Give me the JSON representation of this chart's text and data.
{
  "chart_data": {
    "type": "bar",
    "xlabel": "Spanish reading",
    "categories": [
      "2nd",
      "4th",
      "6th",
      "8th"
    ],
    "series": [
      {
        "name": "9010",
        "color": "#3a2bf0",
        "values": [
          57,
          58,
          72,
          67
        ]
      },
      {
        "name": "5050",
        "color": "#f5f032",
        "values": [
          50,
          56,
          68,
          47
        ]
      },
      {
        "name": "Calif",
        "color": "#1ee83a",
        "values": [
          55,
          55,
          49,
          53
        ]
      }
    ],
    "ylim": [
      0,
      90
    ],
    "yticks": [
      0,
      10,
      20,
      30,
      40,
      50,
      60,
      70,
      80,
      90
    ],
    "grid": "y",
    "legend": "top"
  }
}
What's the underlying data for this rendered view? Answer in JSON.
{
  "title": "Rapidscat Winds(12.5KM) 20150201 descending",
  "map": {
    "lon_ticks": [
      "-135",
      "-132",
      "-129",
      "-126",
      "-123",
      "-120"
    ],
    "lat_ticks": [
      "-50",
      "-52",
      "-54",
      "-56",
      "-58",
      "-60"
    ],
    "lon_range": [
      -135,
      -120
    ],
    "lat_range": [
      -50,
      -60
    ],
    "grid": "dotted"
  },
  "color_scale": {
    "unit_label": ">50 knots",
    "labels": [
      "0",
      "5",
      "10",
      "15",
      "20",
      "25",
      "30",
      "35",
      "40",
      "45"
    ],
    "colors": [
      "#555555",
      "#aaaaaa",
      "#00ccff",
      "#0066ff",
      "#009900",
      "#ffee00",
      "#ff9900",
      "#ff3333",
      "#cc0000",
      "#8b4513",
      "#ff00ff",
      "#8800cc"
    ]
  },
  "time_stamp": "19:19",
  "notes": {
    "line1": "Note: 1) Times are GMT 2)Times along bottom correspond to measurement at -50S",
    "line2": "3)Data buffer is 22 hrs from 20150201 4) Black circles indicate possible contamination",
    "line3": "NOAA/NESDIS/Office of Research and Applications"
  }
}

════

Problem: The lines to quote run from the one containing "What's the underlying" through the final line of the material above; please give them exactly, both ends included, and nothing else.

Exercise answer:
What's the underlying data for this rendered view? Answer in JSON.
{
  "title": "Rapidscat Winds(12.5KM) 20150201 descending",
  "map": {
    "lon_ticks": [
      "-135",
      "-132",
      "-129",
      "-126",
      "-123",
      "-120"
    ],
    "lat_ticks": [
      "-50",
      "-52",
      "-54",
      "-56",
      "-58",
      "-60"
    ],
    "lon_range": [
      -135,
      -120
    ],
    "lat_range": [
      -50,
      -60
    ],
    "grid": "dotted"
  },
  "color_scale": {
    "unit_label": ">50 knots",
    "labels": [
      "0",
      "5",
      "10",
      "15",
      "20",
      "25",
      "30",
      "35",
      "40",
      "45"
    ],
    "colors": [
      "#555555",
      "#aaaaaa",
      "#00ccff",
      "#0066ff",
      "#009900",
      "#ffee00",
      "#ff9900",
      "#ff3333",
      "#cc0000",
      "#8b4513",
      "#ff00ff",
      "#8800cc"
    ]
  },
  "time_stamp": "19:19",
  "notes": {
    "line1": "Note: 1) Times are GMT 2)Times along bottom correspond to measurement at -50S",
    "line2": "3)Data buffer is 22 hrs from 20150201 4) Black circles indicate possible contamination",
    "line3": "NOAA/NESDIS/Office of Research and Applications"
  }
}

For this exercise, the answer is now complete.